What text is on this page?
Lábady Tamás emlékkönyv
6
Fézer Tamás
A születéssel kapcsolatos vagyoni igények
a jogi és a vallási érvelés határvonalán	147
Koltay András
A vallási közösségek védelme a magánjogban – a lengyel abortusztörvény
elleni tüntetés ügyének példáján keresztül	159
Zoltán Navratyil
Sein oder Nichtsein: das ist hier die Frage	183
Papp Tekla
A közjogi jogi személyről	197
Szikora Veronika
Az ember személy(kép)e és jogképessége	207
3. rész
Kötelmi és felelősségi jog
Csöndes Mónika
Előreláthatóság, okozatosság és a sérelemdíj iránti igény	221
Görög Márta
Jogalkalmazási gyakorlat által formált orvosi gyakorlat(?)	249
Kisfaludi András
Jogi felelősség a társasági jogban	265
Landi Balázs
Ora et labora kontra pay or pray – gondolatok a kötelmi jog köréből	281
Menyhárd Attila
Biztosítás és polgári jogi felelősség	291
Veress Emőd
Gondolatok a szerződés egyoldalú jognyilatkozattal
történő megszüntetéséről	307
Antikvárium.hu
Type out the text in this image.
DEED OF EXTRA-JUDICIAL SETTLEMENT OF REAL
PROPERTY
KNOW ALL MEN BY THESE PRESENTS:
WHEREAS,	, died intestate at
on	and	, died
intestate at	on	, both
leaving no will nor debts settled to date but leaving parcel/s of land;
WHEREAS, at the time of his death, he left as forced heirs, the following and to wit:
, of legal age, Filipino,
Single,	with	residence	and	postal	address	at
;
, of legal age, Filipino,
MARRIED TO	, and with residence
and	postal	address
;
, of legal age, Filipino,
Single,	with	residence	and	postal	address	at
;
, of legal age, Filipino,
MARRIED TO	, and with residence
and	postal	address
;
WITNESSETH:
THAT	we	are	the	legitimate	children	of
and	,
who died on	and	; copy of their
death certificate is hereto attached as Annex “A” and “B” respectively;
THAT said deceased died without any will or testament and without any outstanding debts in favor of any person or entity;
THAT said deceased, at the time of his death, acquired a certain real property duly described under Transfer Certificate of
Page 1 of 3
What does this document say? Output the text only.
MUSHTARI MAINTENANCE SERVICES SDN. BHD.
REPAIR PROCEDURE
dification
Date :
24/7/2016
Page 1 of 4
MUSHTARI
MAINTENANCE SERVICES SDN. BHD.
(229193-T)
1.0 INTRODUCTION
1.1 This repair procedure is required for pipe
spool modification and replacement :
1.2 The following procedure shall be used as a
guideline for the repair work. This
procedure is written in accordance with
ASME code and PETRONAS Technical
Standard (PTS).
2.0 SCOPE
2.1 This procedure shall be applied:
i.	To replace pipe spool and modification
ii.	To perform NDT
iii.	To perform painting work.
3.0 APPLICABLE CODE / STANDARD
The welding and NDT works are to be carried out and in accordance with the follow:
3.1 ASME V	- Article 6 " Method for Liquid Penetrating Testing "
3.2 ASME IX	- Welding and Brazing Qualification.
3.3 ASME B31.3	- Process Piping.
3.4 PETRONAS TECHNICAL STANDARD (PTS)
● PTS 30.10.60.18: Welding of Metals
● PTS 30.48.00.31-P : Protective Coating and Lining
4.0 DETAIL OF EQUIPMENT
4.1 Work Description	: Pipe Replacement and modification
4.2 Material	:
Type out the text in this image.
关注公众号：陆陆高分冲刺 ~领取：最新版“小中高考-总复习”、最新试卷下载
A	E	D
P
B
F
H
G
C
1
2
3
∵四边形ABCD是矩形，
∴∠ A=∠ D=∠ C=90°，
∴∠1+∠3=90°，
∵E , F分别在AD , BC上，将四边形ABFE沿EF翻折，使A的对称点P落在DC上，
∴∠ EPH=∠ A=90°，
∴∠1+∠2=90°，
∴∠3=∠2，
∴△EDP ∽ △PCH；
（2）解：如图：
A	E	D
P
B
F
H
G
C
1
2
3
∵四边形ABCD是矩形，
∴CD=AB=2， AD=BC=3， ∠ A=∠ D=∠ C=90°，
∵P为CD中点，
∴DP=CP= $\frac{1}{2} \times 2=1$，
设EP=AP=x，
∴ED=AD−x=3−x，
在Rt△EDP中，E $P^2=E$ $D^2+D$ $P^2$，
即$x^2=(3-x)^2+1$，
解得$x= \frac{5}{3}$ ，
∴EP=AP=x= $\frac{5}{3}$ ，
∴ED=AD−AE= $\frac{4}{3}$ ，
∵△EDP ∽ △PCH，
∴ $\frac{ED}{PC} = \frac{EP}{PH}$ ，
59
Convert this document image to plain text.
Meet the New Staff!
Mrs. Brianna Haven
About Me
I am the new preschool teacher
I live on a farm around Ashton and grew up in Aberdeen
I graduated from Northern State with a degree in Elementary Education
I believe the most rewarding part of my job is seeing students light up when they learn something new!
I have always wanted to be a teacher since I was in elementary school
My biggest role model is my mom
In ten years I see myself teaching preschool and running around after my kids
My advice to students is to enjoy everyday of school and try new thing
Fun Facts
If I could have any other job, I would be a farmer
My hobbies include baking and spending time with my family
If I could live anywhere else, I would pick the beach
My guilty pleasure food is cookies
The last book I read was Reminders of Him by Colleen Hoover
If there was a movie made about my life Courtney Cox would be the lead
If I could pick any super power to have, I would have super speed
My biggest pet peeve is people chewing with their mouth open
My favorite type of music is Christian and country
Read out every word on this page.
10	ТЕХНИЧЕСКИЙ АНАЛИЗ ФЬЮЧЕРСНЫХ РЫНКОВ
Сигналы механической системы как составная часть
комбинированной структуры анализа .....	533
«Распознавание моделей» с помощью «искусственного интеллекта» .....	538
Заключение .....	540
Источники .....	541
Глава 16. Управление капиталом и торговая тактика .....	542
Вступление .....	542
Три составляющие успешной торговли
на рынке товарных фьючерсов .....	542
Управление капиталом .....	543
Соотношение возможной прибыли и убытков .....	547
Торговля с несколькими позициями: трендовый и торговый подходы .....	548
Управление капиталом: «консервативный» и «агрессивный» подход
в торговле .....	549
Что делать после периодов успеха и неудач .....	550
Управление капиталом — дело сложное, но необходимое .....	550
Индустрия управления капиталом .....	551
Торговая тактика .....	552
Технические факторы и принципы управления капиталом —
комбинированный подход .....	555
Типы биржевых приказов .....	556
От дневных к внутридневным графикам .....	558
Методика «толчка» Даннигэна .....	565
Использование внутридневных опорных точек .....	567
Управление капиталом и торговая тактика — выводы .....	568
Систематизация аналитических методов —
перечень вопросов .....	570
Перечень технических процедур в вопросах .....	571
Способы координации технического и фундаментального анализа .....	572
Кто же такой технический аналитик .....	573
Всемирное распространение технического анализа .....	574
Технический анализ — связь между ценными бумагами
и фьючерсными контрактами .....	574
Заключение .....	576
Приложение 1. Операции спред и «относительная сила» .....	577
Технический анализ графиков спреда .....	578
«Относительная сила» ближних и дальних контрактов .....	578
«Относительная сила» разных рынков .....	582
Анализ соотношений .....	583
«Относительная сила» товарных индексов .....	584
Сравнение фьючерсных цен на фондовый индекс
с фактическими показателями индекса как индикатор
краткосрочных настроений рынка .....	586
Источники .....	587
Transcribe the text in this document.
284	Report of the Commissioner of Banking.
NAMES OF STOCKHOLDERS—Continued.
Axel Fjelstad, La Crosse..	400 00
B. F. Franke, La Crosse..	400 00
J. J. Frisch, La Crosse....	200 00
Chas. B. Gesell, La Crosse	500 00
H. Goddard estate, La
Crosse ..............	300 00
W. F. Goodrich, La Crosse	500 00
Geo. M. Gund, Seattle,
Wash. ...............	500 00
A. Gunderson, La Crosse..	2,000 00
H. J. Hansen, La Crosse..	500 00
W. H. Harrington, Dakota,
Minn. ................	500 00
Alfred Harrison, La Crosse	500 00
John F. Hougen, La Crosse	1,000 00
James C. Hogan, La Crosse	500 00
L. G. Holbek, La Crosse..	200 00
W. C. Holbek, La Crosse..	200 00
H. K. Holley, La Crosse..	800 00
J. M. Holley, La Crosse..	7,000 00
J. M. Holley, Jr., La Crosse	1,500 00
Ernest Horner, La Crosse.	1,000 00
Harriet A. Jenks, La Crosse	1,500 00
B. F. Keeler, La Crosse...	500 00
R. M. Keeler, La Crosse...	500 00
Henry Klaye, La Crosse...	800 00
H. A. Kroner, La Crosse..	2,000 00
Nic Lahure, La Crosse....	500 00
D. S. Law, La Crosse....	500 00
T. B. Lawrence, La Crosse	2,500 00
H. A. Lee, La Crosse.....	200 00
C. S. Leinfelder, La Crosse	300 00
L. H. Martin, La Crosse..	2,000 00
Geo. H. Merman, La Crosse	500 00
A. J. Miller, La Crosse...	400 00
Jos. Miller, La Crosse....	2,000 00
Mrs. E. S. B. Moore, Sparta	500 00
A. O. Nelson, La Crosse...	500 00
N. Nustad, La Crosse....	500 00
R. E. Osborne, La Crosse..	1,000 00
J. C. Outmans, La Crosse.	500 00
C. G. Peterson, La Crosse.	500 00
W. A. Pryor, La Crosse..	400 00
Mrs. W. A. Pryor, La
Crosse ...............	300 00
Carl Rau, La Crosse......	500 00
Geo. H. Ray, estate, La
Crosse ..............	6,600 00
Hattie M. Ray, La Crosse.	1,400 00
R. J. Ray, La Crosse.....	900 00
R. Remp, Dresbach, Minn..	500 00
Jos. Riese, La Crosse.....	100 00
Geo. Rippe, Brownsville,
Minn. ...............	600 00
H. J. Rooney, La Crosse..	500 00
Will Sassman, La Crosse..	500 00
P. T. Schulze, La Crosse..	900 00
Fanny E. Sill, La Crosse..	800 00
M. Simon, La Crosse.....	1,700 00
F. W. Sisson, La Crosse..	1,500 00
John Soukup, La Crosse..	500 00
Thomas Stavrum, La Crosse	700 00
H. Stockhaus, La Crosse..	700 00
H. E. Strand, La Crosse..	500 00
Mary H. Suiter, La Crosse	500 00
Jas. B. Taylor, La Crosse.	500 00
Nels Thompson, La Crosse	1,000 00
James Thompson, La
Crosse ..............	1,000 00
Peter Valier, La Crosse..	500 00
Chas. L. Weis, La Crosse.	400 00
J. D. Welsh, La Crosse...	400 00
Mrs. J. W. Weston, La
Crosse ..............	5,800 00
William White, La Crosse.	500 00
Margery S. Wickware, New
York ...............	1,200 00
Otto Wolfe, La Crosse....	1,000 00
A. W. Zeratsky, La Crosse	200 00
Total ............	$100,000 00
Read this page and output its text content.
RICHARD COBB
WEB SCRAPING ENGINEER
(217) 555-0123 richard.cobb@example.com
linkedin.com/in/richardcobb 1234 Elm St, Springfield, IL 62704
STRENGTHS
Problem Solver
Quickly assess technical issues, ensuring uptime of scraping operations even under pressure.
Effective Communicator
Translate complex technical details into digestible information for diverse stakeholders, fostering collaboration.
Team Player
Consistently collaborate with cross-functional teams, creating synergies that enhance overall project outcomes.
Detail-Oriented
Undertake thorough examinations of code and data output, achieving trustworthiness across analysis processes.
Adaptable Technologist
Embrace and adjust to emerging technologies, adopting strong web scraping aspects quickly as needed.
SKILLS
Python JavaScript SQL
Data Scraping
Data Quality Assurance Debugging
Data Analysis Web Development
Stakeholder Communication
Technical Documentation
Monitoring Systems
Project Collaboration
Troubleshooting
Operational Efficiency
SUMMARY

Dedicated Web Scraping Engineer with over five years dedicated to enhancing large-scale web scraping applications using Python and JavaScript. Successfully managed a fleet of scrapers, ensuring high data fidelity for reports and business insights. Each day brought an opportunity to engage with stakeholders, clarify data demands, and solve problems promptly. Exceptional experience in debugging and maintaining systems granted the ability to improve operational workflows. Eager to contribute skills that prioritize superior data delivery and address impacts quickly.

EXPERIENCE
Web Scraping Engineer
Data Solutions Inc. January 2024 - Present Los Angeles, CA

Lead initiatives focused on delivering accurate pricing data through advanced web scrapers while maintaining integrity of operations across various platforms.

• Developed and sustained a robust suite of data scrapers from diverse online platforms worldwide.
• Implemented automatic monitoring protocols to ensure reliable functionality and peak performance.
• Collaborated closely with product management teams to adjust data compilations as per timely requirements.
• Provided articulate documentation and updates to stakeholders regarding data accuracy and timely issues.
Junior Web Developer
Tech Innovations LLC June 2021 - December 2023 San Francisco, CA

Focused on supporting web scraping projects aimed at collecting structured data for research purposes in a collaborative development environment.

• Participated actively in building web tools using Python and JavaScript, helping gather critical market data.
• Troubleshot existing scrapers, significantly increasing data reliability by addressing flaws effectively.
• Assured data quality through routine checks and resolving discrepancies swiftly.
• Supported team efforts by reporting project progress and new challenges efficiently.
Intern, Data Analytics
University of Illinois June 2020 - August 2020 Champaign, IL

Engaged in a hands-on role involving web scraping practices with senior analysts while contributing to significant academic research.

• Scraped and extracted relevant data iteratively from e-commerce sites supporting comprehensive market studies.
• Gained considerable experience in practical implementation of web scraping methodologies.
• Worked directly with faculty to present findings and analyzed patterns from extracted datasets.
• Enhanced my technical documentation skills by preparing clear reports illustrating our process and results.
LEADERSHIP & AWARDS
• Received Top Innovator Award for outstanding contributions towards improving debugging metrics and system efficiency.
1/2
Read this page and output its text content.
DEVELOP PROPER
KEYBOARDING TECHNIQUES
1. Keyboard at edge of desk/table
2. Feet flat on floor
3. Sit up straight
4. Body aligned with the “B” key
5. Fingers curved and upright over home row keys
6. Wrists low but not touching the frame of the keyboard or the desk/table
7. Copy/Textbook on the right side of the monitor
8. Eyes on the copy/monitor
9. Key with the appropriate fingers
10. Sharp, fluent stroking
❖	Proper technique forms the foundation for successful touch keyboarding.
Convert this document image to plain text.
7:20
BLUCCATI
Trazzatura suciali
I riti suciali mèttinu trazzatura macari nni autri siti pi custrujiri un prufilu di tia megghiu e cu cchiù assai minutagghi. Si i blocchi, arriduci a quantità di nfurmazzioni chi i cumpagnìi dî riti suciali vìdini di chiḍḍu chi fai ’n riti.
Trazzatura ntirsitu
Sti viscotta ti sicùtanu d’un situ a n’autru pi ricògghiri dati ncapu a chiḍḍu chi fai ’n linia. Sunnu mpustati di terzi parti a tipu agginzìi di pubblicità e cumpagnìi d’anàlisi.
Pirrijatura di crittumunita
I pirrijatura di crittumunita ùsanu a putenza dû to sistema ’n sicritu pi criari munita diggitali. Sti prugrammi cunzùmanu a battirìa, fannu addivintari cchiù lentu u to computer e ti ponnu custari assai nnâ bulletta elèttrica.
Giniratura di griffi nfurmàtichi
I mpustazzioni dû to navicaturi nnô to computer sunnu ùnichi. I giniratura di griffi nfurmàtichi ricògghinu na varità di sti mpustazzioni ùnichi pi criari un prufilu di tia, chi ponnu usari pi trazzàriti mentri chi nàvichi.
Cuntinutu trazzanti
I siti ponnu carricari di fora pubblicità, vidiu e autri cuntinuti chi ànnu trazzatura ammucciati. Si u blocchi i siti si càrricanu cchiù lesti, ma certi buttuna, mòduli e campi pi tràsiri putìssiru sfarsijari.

* GIVEN REQUEST
Within the entries above, work out how many lines contain the word "research". The number alone is the answer.

* WRITTEN RESPONSE
2